- What you should do
Give the listing again, word for word.

* * *

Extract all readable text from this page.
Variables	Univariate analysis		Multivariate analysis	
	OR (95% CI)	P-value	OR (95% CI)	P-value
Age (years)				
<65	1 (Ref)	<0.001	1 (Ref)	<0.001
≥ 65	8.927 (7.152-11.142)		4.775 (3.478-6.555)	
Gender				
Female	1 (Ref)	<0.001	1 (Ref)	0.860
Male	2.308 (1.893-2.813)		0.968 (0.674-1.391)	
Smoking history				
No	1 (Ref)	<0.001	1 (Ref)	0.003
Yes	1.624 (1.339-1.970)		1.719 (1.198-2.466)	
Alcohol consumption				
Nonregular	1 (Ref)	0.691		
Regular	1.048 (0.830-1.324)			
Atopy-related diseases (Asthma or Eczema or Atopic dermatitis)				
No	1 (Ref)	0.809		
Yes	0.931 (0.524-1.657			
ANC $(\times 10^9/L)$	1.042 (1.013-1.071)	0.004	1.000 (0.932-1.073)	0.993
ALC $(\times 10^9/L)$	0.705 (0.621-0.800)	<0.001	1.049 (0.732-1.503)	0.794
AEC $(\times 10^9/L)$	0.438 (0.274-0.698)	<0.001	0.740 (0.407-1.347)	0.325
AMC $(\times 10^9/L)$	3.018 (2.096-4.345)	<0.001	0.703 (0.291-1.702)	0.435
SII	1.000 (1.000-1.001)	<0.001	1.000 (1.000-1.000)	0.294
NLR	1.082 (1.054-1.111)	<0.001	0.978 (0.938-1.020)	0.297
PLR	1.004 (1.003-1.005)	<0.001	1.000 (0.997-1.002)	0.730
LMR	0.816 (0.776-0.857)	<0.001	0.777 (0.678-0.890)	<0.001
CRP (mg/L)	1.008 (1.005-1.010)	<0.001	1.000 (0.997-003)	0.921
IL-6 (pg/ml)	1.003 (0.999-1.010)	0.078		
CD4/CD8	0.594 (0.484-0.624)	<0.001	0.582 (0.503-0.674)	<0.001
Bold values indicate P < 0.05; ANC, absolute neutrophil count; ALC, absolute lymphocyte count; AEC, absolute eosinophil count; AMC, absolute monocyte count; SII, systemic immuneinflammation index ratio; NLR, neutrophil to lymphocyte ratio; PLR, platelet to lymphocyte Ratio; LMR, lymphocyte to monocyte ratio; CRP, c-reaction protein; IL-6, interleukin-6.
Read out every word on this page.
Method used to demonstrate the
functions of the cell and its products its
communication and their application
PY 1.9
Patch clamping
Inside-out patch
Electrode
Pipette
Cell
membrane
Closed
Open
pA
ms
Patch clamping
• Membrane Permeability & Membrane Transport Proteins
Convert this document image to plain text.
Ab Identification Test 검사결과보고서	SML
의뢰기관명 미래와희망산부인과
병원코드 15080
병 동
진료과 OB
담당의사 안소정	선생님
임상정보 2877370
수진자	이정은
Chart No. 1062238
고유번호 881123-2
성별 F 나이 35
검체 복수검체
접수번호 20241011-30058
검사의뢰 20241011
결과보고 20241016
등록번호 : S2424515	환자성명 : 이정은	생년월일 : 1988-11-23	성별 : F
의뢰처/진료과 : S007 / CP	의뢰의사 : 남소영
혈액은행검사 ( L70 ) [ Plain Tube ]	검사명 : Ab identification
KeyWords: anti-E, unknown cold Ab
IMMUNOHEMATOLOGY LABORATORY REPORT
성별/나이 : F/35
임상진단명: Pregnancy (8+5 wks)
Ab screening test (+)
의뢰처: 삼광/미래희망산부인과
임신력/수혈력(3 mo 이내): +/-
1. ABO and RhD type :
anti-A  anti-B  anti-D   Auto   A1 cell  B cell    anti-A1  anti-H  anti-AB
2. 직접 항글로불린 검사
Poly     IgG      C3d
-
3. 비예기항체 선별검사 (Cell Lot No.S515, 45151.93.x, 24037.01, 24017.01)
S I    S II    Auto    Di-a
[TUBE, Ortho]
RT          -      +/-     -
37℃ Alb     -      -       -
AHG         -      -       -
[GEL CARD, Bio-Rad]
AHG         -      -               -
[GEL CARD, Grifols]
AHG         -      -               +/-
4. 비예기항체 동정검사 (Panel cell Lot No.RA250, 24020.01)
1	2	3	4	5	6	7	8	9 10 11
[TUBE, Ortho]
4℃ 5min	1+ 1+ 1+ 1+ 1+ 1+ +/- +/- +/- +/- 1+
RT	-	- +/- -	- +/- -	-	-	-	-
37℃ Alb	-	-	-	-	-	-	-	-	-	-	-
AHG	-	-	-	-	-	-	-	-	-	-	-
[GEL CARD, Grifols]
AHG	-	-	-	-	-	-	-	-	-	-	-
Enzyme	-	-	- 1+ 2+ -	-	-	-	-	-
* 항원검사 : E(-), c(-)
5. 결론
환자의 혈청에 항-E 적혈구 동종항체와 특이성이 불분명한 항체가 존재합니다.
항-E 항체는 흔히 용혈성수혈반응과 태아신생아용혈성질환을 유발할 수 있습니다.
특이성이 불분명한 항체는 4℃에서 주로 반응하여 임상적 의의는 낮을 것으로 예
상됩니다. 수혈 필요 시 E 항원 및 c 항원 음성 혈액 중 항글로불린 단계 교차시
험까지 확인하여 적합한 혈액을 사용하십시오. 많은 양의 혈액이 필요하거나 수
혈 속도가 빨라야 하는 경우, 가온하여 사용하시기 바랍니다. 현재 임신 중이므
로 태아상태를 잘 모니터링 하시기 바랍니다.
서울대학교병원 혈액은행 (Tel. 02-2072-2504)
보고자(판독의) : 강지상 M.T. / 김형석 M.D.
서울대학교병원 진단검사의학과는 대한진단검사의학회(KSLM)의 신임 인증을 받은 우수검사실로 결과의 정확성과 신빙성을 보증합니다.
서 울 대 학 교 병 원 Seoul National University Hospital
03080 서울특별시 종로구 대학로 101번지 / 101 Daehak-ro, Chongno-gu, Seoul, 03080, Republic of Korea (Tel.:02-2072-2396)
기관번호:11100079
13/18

* * *

- Response for this exercise
Extract all readable text from this page.
Variables	Univariate analysis		Multivariate analysis	
	OR (95% CI)	P-value	OR (95% CI)	P-value
Age (years)				
<65	1 (Ref)	<0.001	1 (Ref)	<0.001
≥ 65	8.927 (7.152-11.142)		4.775 (3.478-6.555)	
Gender				
Female	1 (Ref)	<0.001	1 (Ref)	0.860
Male	2.308 (1.893-2.813)		0.968 (0.674-1.391)	
Smoking history				
No	1 (Ref)	<0.001	1 (Ref)	0.003
Yes	1.624 (1.339-1.970)		1.719 (1.198-2.466)	
Alcohol consumption				
Nonregular	1 (Ref)	0.691		
Regular	1.048 (0.830-1.324)			
Atopy-related diseases (Asthma or Eczema or Atopic dermatitis)				
No	1 (Ref)	0.809		
Yes	0.931 (0.524-1.657			
ANC $(\times 10^9/L)$	1.042 (1.013-1.071)	0.004	1.000 (0.932-1.073)	0.993
ALC $(\times 10^9/L)$	0.705 (0.621-0.800)	<0.001	1.049 (0.732-1.503)	0.794
AEC $(\times 10^9/L)$	0.438 (0.274-0.698)	<0.001	0.740 (0.407-1.347)	0.325
AMC $(\times 10^9/L)$	3.018 (2.096-4.345)	<0.001	0.703 (0.291-1.702)	0.435
SII	1.000 (1.000-1.001)	<0.001	1.000 (1.000-1.000)	0.294
NLR	1.082 (1.054-1.111)	<0.001	0.978 (0.938-1.020)	0.297
PLR	1.004 (1.003-1.005)	<0.001	1.000 (0.997-1.002)	0.730
LMR	0.816 (0.776-0.857)	<0.001	0.777 (0.678-0.890)	<0.001
CRP (mg/L)	1.008 (1.005-1.010)	<0.001	1.000 (0.997-003)	0.921
IL-6 (pg/ml)	1.003 (0.999-1.010)	0.078		
CD4/CD8	0.594 (0.484-0.624)	<0.001	0.582 (0.503-0.674)	<0.001
Bold values indicate P < 0.05; ANC, absolute neutrophil count; ALC, absolute lymphocyte count; AEC, absolute eosinophil count; AMC, absolute monocyte count; SII, systemic immuneinflammation index ratio; NLR, neutrophil to lymphocyte ratio; PLR, platelet to lymphocyte Ratio; LMR, lymphocyte to monocyte ratio; CRP, c-reaction protein; IL-6, interleukin-6.
Read out every word on this page.
Method used to demonstrate the
functions of the cell and its products its
communication and their application
PY 1.9
Patch clamping
Inside-out patch
Electrode
Pipette
Cell
membrane
Closed
Open
pA
ms
Patch clamping
• Membrane Permeability & Membrane Transport Proteins
Convert this document image to plain text.
Ab Identification Test 검사결과보고서	SML
의뢰기관명 미래와희망산부인과
병원코드 15080
병 동
진료과 OB
담당의사 안소정	선생님
임상정보 2877370
수진자	이정은
Chart No. 1062238
고유번호 881123-2
성별 F 나이 35
검체 복수검체
접수번호 20241011-30058
검사의뢰 20241011
결과보고 20241016
등록번호 : S2424515	환자성명 : 이정은	생년월일 : 1988-11-23	성별 : F
의뢰처/진료과 : S007 / CP	의뢰의사 : 남소영
혈액은행검사 ( L70 ) [ Plain Tube ]	검사명 : Ab identification
KeyWords: anti-E, unknown cold Ab
IMMUNOHEMATOLOGY LABORATORY REPORT
성별/나이 : F/35
임상진단명: Pregnancy (8+5 wks)
Ab screening test (+)
의뢰처: 삼광/미래희망산부인과
임신력/수혈력(3 mo 이내): +/-
1. ABO and RhD type :
anti-A  anti-B  anti-D   Auto   A1 cell  B cell    anti-A1  anti-H  anti-AB
2. 직접 항글로불린 검사
Poly     IgG      C3d
-
3. 비예기항체 선별검사 (Cell Lot No.S515, 45151.93.x, 24037.01, 24017.01)
S I    S II    Auto    Di-a
[TUBE, Ortho]
RT          -      +/-     -
37℃ Alb     -      -       -
AHG         -      -       -
[GEL CARD, Bio-Rad]
AHG         -      -               -
[GEL CARD, Grifols]
AHG         -      -               +/-
4. 비예기항체 동정검사 (Panel cell Lot No.RA250, 24020.01)
1	2	3	4	5	6	7	8	9 10 11
[TUBE, Ortho]
4℃ 5min	1+ 1+ 1+ 1+ 1+ 1+ +/- +/- +/- +/- 1+
RT	-	- +/- -	- +/- -	-	-	-	-
37℃ Alb	-	-	-	-	-	-	-	-	-	-	-
AHG	-	-	-	-	-	-	-	-	-	-	-
[GEL CARD, Grifols]
AHG	-	-	-	-	-	-	-	-	-	-	-
Enzyme	-	-	- 1+ 2+ -	-	-	-	-	-
* 항원검사 : E(-), c(-)
5. 결론
환자의 혈청에 항-E 적혈구 동종항체와 특이성이 불분명한 항체가 존재합니다.
항-E 항체는 흔히 용혈성수혈반응과 태아신생아용혈성질환을 유발할 수 있습니다.
특이성이 불분명한 항체는 4℃에서 주로 반응하여 임상적 의의는 낮을 것으로 예
상됩니다. 수혈 필요 시 E 항원 및 c 항원 음성 혈액 중 항글로불린 단계 교차시
험까지 확인하여 적합한 혈액을 사용하십시오. 많은 양의 혈액이 필요하거나 수
혈 속도가 빨라야 하는 경우, 가온하여 사용하시기 바랍니다. 현재 임신 중이므
로 태아상태를 잘 모니터링 하시기 바랍니다.
서울대학교병원 혈액은행 (Tel. 02-2072-2504)
보고자(판독의) : 강지상 M.T. / 김형석 M.D.
서울대학교병원 진단검사의학과는 대한진단검사의학회(KSLM)의 신임 인증을 받은 우수검사실로 결과의 정확성과 신빙성을 보증합니다.
서 울 대 학 교 병 원 Seoul National University Hospital
03080 서울특별시 종로구 대학로 101번지 / 101 Daehak-ro, Chongno-gu, Seoul, 03080, Republic of Korea (Tel.:02-2072-2396)
기관번호:11100079
13/18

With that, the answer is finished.